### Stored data

****************************************

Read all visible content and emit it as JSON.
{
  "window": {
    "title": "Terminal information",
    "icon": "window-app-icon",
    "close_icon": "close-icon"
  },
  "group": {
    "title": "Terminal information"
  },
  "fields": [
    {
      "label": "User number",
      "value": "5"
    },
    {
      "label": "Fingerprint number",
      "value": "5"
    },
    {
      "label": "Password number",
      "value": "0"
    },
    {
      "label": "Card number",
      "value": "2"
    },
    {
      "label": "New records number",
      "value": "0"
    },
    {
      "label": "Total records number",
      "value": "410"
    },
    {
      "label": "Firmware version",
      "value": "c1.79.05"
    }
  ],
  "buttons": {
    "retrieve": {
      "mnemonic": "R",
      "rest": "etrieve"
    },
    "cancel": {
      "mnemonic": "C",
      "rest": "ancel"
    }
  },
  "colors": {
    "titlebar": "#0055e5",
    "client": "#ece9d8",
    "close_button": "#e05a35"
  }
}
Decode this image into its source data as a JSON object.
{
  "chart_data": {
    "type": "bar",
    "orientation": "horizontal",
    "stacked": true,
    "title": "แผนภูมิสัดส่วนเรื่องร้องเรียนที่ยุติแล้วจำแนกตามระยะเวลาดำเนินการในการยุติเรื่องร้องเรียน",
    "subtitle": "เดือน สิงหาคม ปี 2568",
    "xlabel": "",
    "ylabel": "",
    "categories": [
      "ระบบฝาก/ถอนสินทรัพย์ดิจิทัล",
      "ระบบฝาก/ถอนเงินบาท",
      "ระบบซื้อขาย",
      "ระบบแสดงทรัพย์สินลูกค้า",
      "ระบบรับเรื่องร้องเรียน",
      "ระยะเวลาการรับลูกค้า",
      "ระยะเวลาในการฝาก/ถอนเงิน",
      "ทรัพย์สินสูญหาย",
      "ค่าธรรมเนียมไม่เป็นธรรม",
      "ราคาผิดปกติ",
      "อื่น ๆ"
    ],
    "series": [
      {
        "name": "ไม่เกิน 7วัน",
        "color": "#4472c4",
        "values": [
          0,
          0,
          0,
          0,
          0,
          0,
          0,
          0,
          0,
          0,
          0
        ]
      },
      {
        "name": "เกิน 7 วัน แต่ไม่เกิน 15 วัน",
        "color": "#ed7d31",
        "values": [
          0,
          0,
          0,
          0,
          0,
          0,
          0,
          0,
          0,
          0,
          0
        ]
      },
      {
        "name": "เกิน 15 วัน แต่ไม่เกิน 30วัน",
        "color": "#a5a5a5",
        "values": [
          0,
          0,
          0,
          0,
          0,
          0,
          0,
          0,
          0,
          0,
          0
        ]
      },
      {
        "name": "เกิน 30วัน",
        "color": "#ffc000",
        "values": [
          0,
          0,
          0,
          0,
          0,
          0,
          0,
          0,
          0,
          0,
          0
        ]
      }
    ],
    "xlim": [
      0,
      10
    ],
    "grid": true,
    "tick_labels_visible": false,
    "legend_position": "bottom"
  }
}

****************************************

Give an exact copy of all the data shown above.

Read all visible content and emit it as JSON.
{
  "window": {
    "title": "Terminal information",
    "icon": "window-app-icon",
    "close_icon": "close-icon"
  },
  "group": {
    "title": "Terminal information"
  },
  "fields": [
    {
      "label": "User number",
      "value": "5"
    },
    {
      "label": "Fingerprint number",
      "value": "5"
    },
    {
      "label": "Password number",
      "value": "0"
    },
    {
      "label": "Card number",
      "value": "2"
    },
    {
      "label": "New records number",
      "value": "0"
    },
    {
      "label": "Total records number",
      "value": "410"
    },
    {
      "label": "Firmware version",
      "value": "c1.79.05"
    }
  ],
  "buttons": {
    "retrieve": {
      "mnemonic": "R",
      "rest": "etrieve"
    },
    "cancel": {
      "mnemonic": "C",
      "rest": "ancel"
    }
  },
  "colors": {
    "titlebar": "#0055e5",
    "client": "#ece9d8",
    "close_button": "#e05a35"
  }
}
Decode this image into its source data as a JSON object.
{
  "chart_data": {
    "type": "bar",
    "orientation": "horizontal",
    "stacked": true,
    "title": "แผนภูมิสัดส่วนเรื่องร้องเรียนที่ยุติแล้วจำแนกตามระยะเวลาดำเนินการในการยุติเรื่องร้องเรียน",
    "subtitle": "เดือน สิงหาคม ปี 2568",
    "xlabel": "",
    "ylabel": "",
    "categories": [
      "ระบบฝาก/ถอนสินทรัพย์ดิจิทัล",
      "ระบบฝาก/ถอนเงินบาท",
      "ระบบซื้อขาย",
      "ระบบแสดงทรัพย์สินลูกค้า",
      "ระบบรับเรื่องร้องเรียน",
      "ระยะเวลาการรับลูกค้า",
      "ระยะเวลาในการฝาก/ถอนเงิน",
      "ทรัพย์สินสูญหาย",
      "ค่าธรรมเนียมไม่เป็นธรรม",
      "ราคาผิดปกติ",
      "อื่น ๆ"
    ],
    "series": [
      {
        "name": "ไม่เกิน 7วัน",
        "color": "#4472c4",
        "values": [
          0,
          0,
          0,
          0,
          0,
          0,
          0,
          0,
          0,
          0,
          0
        ]
      },
      {
        "name": "เกิน 7 วัน แต่ไม่เกิน 15 วัน",
        "color": "#ed7d31",
        "values": [
          0,
          0,
          0,
          0,
          0,
          0,
          0,
          0,
          0,
          0,
          0
        ]
      },
      {
        "name": "เกิน 15 วัน แต่ไม่เกิน 30วัน",
        "color": "#a5a5a5",
        "values": [
          0,
          0,
          0,
          0,
          0,
          0,
          0,
          0,
          0,
          0,
          0
        ]
      },
      {
        "name": "เกิน 30วัน",
        "color": "#ffc000",
        "values": [
          0,
          0,
          0,
          0,
          0,
          0,
          0,
          0,
          0,
          0,
          0
        ]
      }
    ],
    "xlim": [
      0,
      10
    ],
    "grid": true,
    "tick_labels_visible": false,
    "legend_position": "bottom"
  }
}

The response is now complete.